Problem 1 ::
Reproduce the rows verbatim, starting with the first row and going on through the line that contains "breadcrumb-jogi[interactable]: jogi: [153, 64, 231, 96]".

Document ::
------------

Just as an eigenvector (Section 14.2) of \(\boldsymbol{A}\) is a \(\boldsymbol{v} \in \mathbb{C}^{N}\) such that \(\boldsymbol{A v}=\boldsymbol{\lambda v}\), \(\boldsymbol{\lambda} \in \mathbb{C}\),

we can define an eigenfunction (or eigensignal) of an LTI system \(\mathcal{H}\) to be a signal \(f(t)\) such that
\[\mathcal{H}[f(t)]=\lambda f(t), \quad \lambda \in \mathrm{C} \nonumber \]

Eigenfunctions are the simplest possible signals for \(\mathcal{H}\) to operate on: to calculate the output, we simply multiply the input by a complex number \(\lambda\).
Eigenfunctions of any LTI System
The class of LTI systems has a set of eigenfunctions in common: the complex exponentials (Section 1.8) \(e^{st}\), \(s \in \mathbb{C}\) are eigenfunctions for all LTI systems.
\[\mathcal{H}\left[e^{s t}\right]=\lambda_{s} e^{s t} \label{14.10} \]

Note
While \(\left\{e^{s t}, \quad s \in \mathbb{C}\right\}\) are always eigenfunctions of an LTI system, they are not necessarily the only eigenfunctions.

------------

Rows contained in a dataset
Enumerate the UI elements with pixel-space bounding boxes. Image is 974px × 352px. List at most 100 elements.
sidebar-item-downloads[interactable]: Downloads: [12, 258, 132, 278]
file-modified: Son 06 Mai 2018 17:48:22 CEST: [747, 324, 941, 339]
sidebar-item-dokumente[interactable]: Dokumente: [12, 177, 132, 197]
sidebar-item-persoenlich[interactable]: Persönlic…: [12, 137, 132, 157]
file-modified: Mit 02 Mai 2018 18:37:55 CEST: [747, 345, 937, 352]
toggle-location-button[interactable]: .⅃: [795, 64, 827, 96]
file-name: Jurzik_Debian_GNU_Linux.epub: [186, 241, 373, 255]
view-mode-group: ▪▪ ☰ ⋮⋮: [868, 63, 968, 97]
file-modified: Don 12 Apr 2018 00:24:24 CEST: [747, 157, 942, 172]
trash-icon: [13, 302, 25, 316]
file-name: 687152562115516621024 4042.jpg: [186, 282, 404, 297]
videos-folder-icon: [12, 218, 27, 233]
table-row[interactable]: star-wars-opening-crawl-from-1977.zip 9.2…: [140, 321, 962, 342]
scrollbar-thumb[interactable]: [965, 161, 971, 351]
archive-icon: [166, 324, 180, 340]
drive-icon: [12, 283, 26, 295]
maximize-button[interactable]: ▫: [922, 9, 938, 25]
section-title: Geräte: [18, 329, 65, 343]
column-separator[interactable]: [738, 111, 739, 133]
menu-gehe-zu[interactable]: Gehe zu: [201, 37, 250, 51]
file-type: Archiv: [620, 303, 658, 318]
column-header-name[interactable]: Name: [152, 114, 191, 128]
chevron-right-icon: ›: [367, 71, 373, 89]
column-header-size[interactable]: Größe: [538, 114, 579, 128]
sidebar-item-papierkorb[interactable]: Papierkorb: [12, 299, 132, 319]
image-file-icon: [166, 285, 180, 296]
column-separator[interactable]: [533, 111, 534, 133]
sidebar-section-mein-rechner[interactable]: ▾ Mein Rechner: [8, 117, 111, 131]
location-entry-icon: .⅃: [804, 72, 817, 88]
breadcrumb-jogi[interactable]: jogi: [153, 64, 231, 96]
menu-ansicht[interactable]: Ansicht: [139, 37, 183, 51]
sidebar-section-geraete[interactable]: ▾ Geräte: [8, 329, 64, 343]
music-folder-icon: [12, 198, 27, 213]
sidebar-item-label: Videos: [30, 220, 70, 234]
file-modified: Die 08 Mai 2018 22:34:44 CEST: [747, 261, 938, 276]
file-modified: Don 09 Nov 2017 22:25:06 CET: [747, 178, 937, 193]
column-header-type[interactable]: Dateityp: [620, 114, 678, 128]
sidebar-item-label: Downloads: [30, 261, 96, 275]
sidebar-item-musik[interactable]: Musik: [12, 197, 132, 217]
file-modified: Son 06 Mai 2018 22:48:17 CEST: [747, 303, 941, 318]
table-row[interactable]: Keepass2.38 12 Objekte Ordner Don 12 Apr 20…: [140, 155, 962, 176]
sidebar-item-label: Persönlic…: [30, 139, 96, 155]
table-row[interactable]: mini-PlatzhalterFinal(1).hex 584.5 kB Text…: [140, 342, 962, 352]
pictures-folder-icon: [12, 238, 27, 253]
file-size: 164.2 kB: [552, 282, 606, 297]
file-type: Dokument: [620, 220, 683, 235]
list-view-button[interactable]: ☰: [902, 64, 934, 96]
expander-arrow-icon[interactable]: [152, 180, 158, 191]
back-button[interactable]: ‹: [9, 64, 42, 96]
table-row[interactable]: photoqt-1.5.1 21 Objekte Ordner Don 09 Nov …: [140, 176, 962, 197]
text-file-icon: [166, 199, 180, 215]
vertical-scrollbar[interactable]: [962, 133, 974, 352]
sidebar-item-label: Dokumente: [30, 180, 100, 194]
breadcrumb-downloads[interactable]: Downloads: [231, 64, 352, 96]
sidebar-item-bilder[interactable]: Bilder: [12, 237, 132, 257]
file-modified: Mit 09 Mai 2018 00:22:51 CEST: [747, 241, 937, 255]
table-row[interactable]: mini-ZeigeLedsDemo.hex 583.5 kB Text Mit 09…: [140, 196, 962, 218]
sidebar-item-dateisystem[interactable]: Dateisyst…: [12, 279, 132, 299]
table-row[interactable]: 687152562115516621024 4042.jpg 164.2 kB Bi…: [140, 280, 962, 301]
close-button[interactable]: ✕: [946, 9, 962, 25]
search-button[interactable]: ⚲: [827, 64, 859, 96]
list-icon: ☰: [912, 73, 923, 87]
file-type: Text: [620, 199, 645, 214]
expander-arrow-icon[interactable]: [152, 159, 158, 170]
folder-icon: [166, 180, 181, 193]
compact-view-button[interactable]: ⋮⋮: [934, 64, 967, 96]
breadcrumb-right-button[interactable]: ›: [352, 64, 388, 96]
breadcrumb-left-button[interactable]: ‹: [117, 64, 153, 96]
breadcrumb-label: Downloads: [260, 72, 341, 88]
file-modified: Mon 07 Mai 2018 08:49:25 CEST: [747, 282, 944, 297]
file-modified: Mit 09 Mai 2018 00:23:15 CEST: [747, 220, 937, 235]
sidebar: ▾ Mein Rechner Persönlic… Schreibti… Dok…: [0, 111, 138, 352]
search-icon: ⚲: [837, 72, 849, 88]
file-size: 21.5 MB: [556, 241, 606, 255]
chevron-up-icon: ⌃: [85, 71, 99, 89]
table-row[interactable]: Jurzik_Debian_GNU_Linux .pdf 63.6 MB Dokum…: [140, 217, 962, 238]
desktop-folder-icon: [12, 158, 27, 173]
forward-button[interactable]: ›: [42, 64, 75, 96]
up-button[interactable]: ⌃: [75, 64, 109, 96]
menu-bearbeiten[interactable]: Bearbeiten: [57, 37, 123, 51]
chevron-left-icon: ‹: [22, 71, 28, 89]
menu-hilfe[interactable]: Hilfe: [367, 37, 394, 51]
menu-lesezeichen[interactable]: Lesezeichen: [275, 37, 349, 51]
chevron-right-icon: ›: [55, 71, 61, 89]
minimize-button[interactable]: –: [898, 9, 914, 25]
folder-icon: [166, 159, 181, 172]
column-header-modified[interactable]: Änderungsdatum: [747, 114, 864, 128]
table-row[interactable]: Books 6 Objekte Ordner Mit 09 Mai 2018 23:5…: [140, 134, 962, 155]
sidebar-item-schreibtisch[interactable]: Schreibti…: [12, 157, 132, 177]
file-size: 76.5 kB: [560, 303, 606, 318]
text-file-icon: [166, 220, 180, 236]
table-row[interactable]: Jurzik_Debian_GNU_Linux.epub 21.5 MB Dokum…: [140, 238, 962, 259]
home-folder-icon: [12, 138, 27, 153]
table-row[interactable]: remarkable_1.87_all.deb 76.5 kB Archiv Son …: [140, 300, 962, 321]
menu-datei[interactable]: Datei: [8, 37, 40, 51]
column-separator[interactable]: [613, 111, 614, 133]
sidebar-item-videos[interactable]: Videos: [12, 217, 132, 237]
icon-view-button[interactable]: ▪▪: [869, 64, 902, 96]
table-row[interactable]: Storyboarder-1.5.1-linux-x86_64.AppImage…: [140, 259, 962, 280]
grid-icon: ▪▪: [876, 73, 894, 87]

------------

Problem 2 ::
According to the eigenfunctions passage, which signals are eigenfunctions for all LTI systems?

Result 1 ::
Enumerate the UI elements with pixel-space bounding boxes. Image is 974px × 352px. List at most 100 elements.
sidebar-item-downloads[interactable]: Downloads: [12, 258, 132, 278]
file-modified: Son 06 Mai 2018 17:48:22 CEST: [747, 324, 941, 339]
sidebar-item-dokumente[interactable]: Dokumente: [12, 177, 132, 197]
sidebar-item-persoenlich[interactable]: Persönlic…: [12, 137, 132, 157]
file-modified: Mit 02 Mai 2018 18:37:55 CEST: [747, 345, 937, 352]
toggle-location-button[interactable]: .⅃: [795, 64, 827, 96]
file-name: Jurzik_Debian_GNU_Linux.epub: [186, 241, 373, 255]
view-mode-group: ▪▪ ☰ ⋮⋮: [868, 63, 968, 97]
file-modified: Don 12 Apr 2018 00:24:24 CEST: [747, 157, 942, 172]
trash-icon: [13, 302, 25, 316]
file-name: 687152562115516621024 4042.jpg: [186, 282, 404, 297]
videos-folder-icon: [12, 218, 27, 233]
table-row[interactable]: star-wars-opening-crawl-from-1977.zip 9.2…: [140, 321, 962, 342]
scrollbar-thumb[interactable]: [965, 161, 971, 351]
archive-icon: [166, 324, 180, 340]
drive-icon: [12, 283, 26, 295]
maximize-button[interactable]: ▫: [922, 9, 938, 25]
section-title: Geräte: [18, 329, 65, 343]
column-separator[interactable]: [738, 111, 739, 133]
menu-gehe-zu[interactable]: Gehe zu: [201, 37, 250, 51]
file-type: Archiv: [620, 303, 658, 318]
column-header-name[interactable]: Name: [152, 114, 191, 128]
chevron-right-icon: ›: [367, 71, 373, 89]
column-header-size[interactable]: Größe: [538, 114, 579, 128]
sidebar-item-papierkorb[interactable]: Papierkorb: [12, 299, 132, 319]
image-file-icon: [166, 285, 180, 296]
column-separator[interactable]: [533, 111, 534, 133]
sidebar-section-mein-rechner[interactable]: ▾ Mein Rechner: [8, 117, 111, 131]
location-entry-icon: .⅃: [804, 72, 817, 88]
breadcrumb-jogi[interactable]: jogi: [153, 64, 231, 96]

Result 2 ::
The complex exponentials e^(st), with s a complex number.